CONSIGNE 1 - Selon le texte sur la devise française, que sont en réalité la liberté, l'égalité et la fraternité ?

TEXTE CHOISI -
•••

Et c’est la même fierté qui enfle le cœur du français lorsqu’il affirme à haute et intelligible voix qu’il vit dans un pays de liberté, d’égalité et de fraternité, oubliant totalement que ces trois notions ne sont point une réalité concrète mais plutôt un idéal à atteindre. Oui, c’est se tromper par excès d’orgueil que d’affirmer avec les hommes politiques et les journalistes prétentieux que règnent en terre de France la liberté, l’égalité devant la loi et la fraternité entre les citoyens. Nul ne doit douter qu’au moment du choix de cette devise, ce ne soit point l’idée qui animait ses initiateurs. Plus humblement, les pères de cette devise fixaient au peuple français un idéal vers lequel ils voudraient qu’il tende en toute circonstance ; un idéal qui se voulait le moteur des actions.

Il est donc temps que le Français quitte cet air prétentieux qui le porte sans cesse à affirmer ce qu’il n’est point. Il faut se garder d’être ridicule à force de s’envoyer des fleurs ou de se tresser des lauriers. Être français ne signifie point que l’on est meilleur ou pire que les autres ; et surtout il ne faut point croire qu’être français signifie que l’on est rationnel dan sa manière de concevoir l’égalité ou la justice sociale. Être français ne signifie en aucune façon que l’on est cartésien du simple fait que Descartes est français.

•••

ENTRÉES FOURNIES -
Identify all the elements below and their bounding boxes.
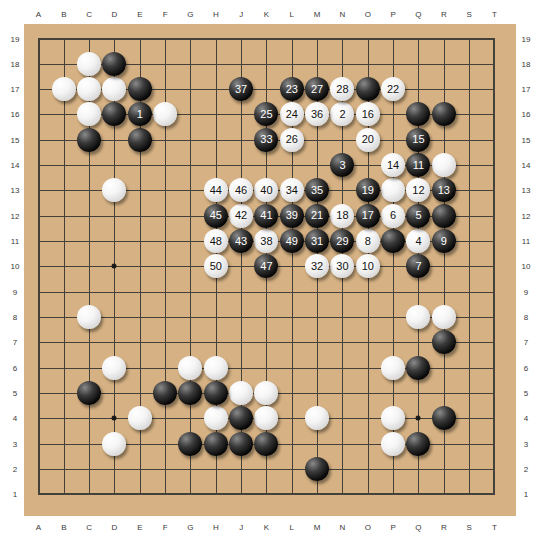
stone-black[interactable]: [77, 128, 101, 152]
stone-white-move-6[interactable]: 6: [381, 204, 405, 228]
col-label-top: B: [61, 10, 66, 19]
row-label-left: 8: [13, 313, 17, 322]
col-label-bottom: E: [137, 523, 142, 532]
stone-move-number: 36: [311, 109, 323, 120]
stone-move-number: 7: [415, 261, 421, 272]
row-label-right: 1: [524, 490, 528, 499]
star-point: [112, 264, 117, 269]
row-label-right: 15: [522, 135, 531, 144]
stone-move-number: 30: [336, 261, 348, 272]
stone-white-move-44[interactable]: 44: [204, 178, 228, 202]
stone-move-number: 4: [415, 236, 421, 247]
stone-move-number: 40: [260, 185, 272, 196]
stone-move-number: 10: [362, 261, 374, 272]
row-label-left: 10: [11, 262, 20, 271]
stone-black-move-33[interactable]: 33: [254, 128, 278, 152]
stone-black-move-39[interactable]: 39: [280, 204, 304, 228]
col-label-top: R: [441, 10, 447, 19]
col-label-bottom: R: [441, 523, 447, 532]
stone-black[interactable]: [229, 406, 253, 430]
stone-move-number: 2: [339, 109, 345, 120]
row-label-left: 4: [13, 414, 17, 423]
stone-move-number: 5: [415, 210, 421, 221]
stone-black-move-27[interactable]: 27: [305, 77, 329, 101]
stone-white[interactable]: [432, 153, 456, 177]
row-label-right: 19: [522, 34, 531, 43]
stone-white[interactable]: [229, 381, 253, 405]
stone-white-move-30[interactable]: 30: [330, 254, 354, 278]
stone-move-number: 47: [260, 261, 272, 272]
stone-white-move-12[interactable]: 12: [406, 178, 430, 202]
stone-white-move-26[interactable]: 26: [280, 128, 304, 152]
stone-move-number: 17: [362, 210, 374, 221]
stone-white[interactable]: [128, 406, 152, 430]
stone-black[interactable]: [204, 432, 228, 456]
stone-white[interactable]: [102, 432, 126, 456]
stone-white-move-34[interactable]: 34: [280, 178, 304, 202]
stone-white-move-48[interactable]: 48: [204, 229, 228, 253]
stone-move-number: 37: [235, 84, 247, 95]
stone-black[interactable]: [204, 381, 228, 405]
stone-move-number: 29: [336, 236, 348, 247]
row-label-left: 16: [11, 110, 20, 119]
col-label-bottom: O: [365, 523, 371, 532]
row-label-right: 2: [524, 465, 528, 474]
col-label-bottom: D: [112, 523, 118, 532]
stone-move-number: 34: [286, 185, 298, 196]
row-label-left: 17: [11, 85, 20, 94]
stone-black-move-7[interactable]: 7: [406, 254, 430, 278]
col-label-bottom: C: [86, 523, 92, 532]
col-label-bottom: S: [466, 523, 471, 532]
col-label-bottom: A: [36, 523, 41, 532]
stone-black[interactable]: [406, 432, 430, 456]
row-label-left: 15: [11, 135, 20, 144]
row-label-left: 3: [13, 439, 17, 448]
row-label-left: 18: [11, 59, 20, 68]
row-label-left: 13: [11, 186, 20, 195]
stone-black-move-37[interactable]: 37: [229, 77, 253, 101]
row-label-right: 5: [524, 389, 528, 398]
stone-white[interactable]: [102, 178, 126, 202]
stone-move-number: 41: [260, 210, 272, 221]
stone-black-move-47[interactable]: 47: [254, 254, 278, 278]
col-label-top: T: [492, 10, 497, 19]
row-label-right: 16: [522, 110, 531, 119]
col-label-top: C: [86, 10, 92, 19]
stone-white-move-20[interactable]: 20: [356, 128, 380, 152]
stone-black[interactable]: [77, 381, 101, 405]
stone-white[interactable]: [406, 305, 430, 329]
stone-white-move-42[interactable]: 42: [229, 204, 253, 228]
stone-move-number: 45: [210, 210, 222, 221]
col-label-bottom: J: [239, 523, 243, 532]
stone-white-move-38[interactable]: 38: [254, 229, 278, 253]
col-label-bottom: M: [314, 523, 321, 532]
stone-move-number: 13: [438, 185, 450, 196]
row-label-left: 9: [13, 287, 17, 296]
stone-move-number: 49: [286, 236, 298, 247]
row-label-right: 18: [522, 59, 531, 68]
row-label-right: 12: [522, 211, 531, 220]
stone-white[interactable]: [432, 305, 456, 329]
stone-white[interactable]: [381, 432, 405, 456]
row-label-left: 12: [11, 211, 20, 220]
stone-black-move-29[interactable]: 29: [330, 229, 354, 253]
col-label-bottom: B: [61, 523, 66, 532]
stone-black[interactable]: [432, 102, 456, 126]
stone-move-number: 48: [210, 236, 222, 247]
stone-black[interactable]: [432, 204, 456, 228]
stone-black[interactable]: [381, 229, 405, 253]
stone-move-number: 1: [137, 109, 143, 120]
col-label-top: L: [290, 10, 294, 19]
stone-black[interactable]: [128, 77, 152, 101]
row-label-right: 14: [522, 161, 531, 170]
row-label-right: 8: [524, 313, 528, 322]
col-label-top: S: [466, 10, 471, 19]
stone-black[interactable]: [406, 102, 430, 126]
stone-black-move-15[interactable]: 15: [406, 128, 430, 152]
stone-move-number: 33: [260, 134, 272, 145]
stone-black-move-23[interactable]: 23: [280, 77, 304, 101]
stone-black[interactable]: [229, 432, 253, 456]
stone-black-move-35[interactable]: 35: [305, 178, 329, 202]
stone-white[interactable]: [254, 406, 278, 430]
stone-white-move-24[interactable]: 24: [280, 102, 304, 126]
stone-move-number: 44: [210, 185, 222, 196]
stone-white[interactable]: [77, 305, 101, 329]
stone-black-move-3[interactable]: 3: [330, 153, 354, 177]
stone-black[interactable]: [102, 102, 126, 126]
stone-black-move-5[interactable]: 5: [406, 204, 430, 228]
stone-black[interactable]: [153, 381, 177, 405]
stone-white[interactable]: [204, 406, 228, 430]
stone-move-number: 19: [362, 185, 374, 196]
col-label-top: H: [213, 10, 219, 19]
stone-white[interactable]: [102, 77, 126, 101]
stone-move-number: 43: [235, 236, 247, 247]
stone-move-number: 39: [286, 210, 298, 221]
row-label-right: 17: [522, 85, 531, 94]
col-label-bottom: G: [187, 523, 193, 532]
stone-move-number: 15: [412, 134, 424, 145]
stone-move-number: 35: [311, 185, 323, 196]
stone-white-move-10[interactable]: 10: [356, 254, 380, 278]
stone-black-move-11[interactable]: 11: [406, 153, 430, 177]
stone-white-move-50[interactable]: 50: [204, 254, 228, 278]
stone-move-number: 42: [235, 210, 247, 221]
stone-white[interactable]: [204, 356, 228, 380]
stone-white-move-36[interactable]: 36: [305, 102, 329, 126]
stone-black-move-21[interactable]: 21: [305, 204, 329, 228]
row-label-right: 7: [524, 338, 528, 347]
stone-black-move-17[interactable]: 17: [356, 204, 380, 228]
col-label-bottom: L: [290, 523, 294, 532]
row-label-right: 9: [524, 287, 528, 296]
stone-black[interactable]: [178, 381, 202, 405]
col-label-top: G: [187, 10, 193, 19]
col-label-top: F: [163, 10, 168, 19]
stone-white[interactable]: [381, 178, 405, 202]
col-label-bottom: K: [264, 523, 269, 532]
col-label-top: D: [112, 10, 118, 19]
col-label-bottom: P: [390, 523, 395, 532]
stone-move-number: 6: [390, 210, 396, 221]
row-label-left: 5: [13, 389, 17, 398]
stone-black-move-9[interactable]: 9: [432, 229, 456, 253]
stone-white[interactable]: [381, 406, 405, 430]
stone-black[interactable]: [128, 128, 152, 152]
stone-black[interactable]: [406, 356, 430, 380]
row-label-right: 10: [522, 262, 531, 271]
stone-white-move-16[interactable]: 16: [356, 102, 380, 126]
stone-white-move-18[interactable]: 18: [330, 204, 354, 228]
stone-move-number: 24: [286, 109, 298, 120]
stone-move-number: 27: [311, 84, 323, 95]
stone-black[interactable]: [178, 432, 202, 456]
star-point: [112, 416, 117, 421]
col-label-top: E: [137, 10, 142, 19]
stone-white-move-2[interactable]: 2: [330, 102, 354, 126]
stone-black[interactable]: [102, 52, 126, 76]
stone-white[interactable]: [52, 77, 76, 101]
stone-move-number: 20: [362, 134, 374, 145]
row-label-left: 6: [13, 363, 17, 372]
col-label-top: A: [36, 10, 41, 19]
col-label-top: Q: [415, 10, 421, 19]
star-point: [416, 416, 421, 421]
stone-white-move-32[interactable]: 32: [305, 254, 329, 278]
stone-white[interactable]: [77, 102, 101, 126]
row-label-left: 19: [11, 34, 20, 43]
stone-white-move-28[interactable]: 28: [330, 77, 354, 101]
stone-move-number: 21: [311, 210, 323, 221]
stone-black-move-1[interactable]: 1: [128, 102, 152, 126]
stone-white-move-8[interactable]: 8: [356, 229, 380, 253]
stone-move-number: 25: [260, 109, 272, 120]
row-label-right: 13: [522, 186, 531, 195]
stone-white[interactable]: [381, 356, 405, 380]
row-label-left: 14: [11, 161, 20, 170]
col-label-bottom: N: [340, 523, 346, 532]
stone-move-number: 3: [339, 160, 345, 171]
stone-black[interactable]: [356, 77, 380, 101]
row-label-left: 1: [13, 490, 17, 499]
stone-move-number: 9: [441, 236, 447, 247]
row-label-left: 7: [13, 338, 17, 347]
stone-move-number: 28: [336, 84, 348, 95]
stone-white[interactable]: [77, 52, 101, 76]
stone-white-move-46[interactable]: 46: [229, 178, 253, 202]
stone-black[interactable]: [305, 457, 329, 481]
stone-black-move-49[interactable]: 49: [280, 229, 304, 253]
stone-move-number: 26: [286, 134, 298, 145]
stone-white[interactable]: [77, 77, 101, 101]
col-label-bottom: T: [492, 523, 497, 532]
stone-white[interactable]: [153, 102, 177, 126]
col-label-bottom: H: [213, 523, 219, 532]
stone-black-move-41[interactable]: 41: [254, 204, 278, 228]
stone-move-number: 11: [413, 160, 424, 171]
col-label-bottom: F: [163, 523, 168, 532]
row-label-right: 3: [524, 439, 528, 448]
row-label-right: 6: [524, 363, 528, 372]
stone-move-number: 46: [235, 185, 247, 196]
stone-white-move-22[interactable]: 22: [381, 77, 405, 101]
stone-move-number: 50: [210, 261, 222, 272]
stone-white[interactable]: [102, 356, 126, 380]
stone-white[interactable]: [254, 381, 278, 405]
stone-move-number: 16: [362, 109, 374, 120]
stone-white-move-40[interactable]: 40: [254, 178, 278, 202]
row-label-right: 4: [524, 414, 528, 423]
col-label-bottom: Q: [415, 523, 421, 532]
stone-move-number: 18: [336, 210, 348, 221]
col-label-top: O: [365, 10, 371, 19]
stone-white-move-14[interactable]: 14: [381, 153, 405, 177]
stone-move-number: 23: [286, 84, 298, 95]
go-diagram: AABBCCDDEEFFGGHHJJKKLLMMNNOOPPQQRRSSTT19…: [0, 0, 540, 540]
stone-move-number: 14: [387, 160, 399, 171]
stone-black-move-19[interactable]: 19: [356, 178, 380, 202]
col-label-top: P: [390, 10, 395, 19]
col-label-top: M: [314, 10, 321, 19]
stone-move-number: 38: [260, 236, 272, 247]
row-label-left: 11: [11, 237, 19, 246]
row-label-right: 11: [522, 237, 530, 246]
col-label-top: J: [239, 10, 243, 19]
stone-move-number: 32: [311, 261, 323, 272]
stone-black-move-31[interactable]: 31: [305, 229, 329, 253]
stone-black-move-43[interactable]: 43: [229, 229, 253, 253]
stone-white[interactable]: [305, 406, 329, 430]
stone-move-number: 31: [311, 236, 323, 247]
stone-white-move-4[interactable]: 4: [406, 229, 430, 253]
stone-move-number: 12: [412, 185, 424, 196]
col-label-top: N: [340, 10, 346, 19]
stone-black-move-13[interactable]: 13: [432, 178, 456, 202]
col-label-top: K: [264, 10, 269, 19]
stone-white[interactable]: [178, 356, 202, 380]
stone-black[interactable]: [254, 432, 278, 456]
stone-black-move-45[interactable]: 45: [204, 204, 228, 228]
stone-black[interactable]: [432, 330, 456, 354]
stone-black-move-25[interactable]: 25: [254, 102, 278, 126]
stone-move-number: 22: [387, 84, 399, 95]
stone-black[interactable]: [432, 406, 456, 430]
stone-move-number: 8: [365, 236, 371, 247]
row-label-left: 2: [13, 465, 17, 474]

•••

CONSIGNE 2 - Recopiez à l'identique les lignes des enregistrements, de la ligne contenant « stone-black[interactable]: [77, 128, 101, 152] » jusqu'à la ligne contenant « col-label-bottom: R: [441, 523, 447, 532] », ces deux lignes comprises.

RÉPONSE RÉDIGÉE 1 - Elles ne sont point une réalité concrète mais plutôt un idéal à atteindre.

RÉPONSE RÉDIGÉE 2 -
stone-black[interactable]: [77, 128, 101, 152]
stone-white-move-6[interactable]: 6: [381, 204, 405, 228]
col-label-top: B: [61, 10, 66, 19]
row-label-left: 8: [13, 313, 17, 322]
col-label-bottom: E: [137, 523, 142, 532]
stone-move-number: 36: [311, 109, 323, 120]
stone-move-number: 7: [415, 261, 421, 272]
row-label-right: 1: [524, 490, 528, 499]
star-point: [112, 264, 117, 269]
row-label-right: 15: [522, 135, 531, 144]
stone-move-number: 30: [336, 261, 348, 272]
stone-white-move-44[interactable]: 44: [204, 178, 228, 202]
stone-move-number: 4: [415, 236, 421, 247]
stone-move-number: 40: [260, 185, 272, 196]
stone-move-number: 10: [362, 261, 374, 272]
row-label-left: 10: [11, 262, 20, 271]
stone-black-move-33[interactable]: 33: [254, 128, 278, 152]
stone-black-move-39[interactable]: 39: [280, 204, 304, 228]
col-label-top: R: [441, 10, 447, 19]
col-label-bottom: R: [441, 523, 447, 532]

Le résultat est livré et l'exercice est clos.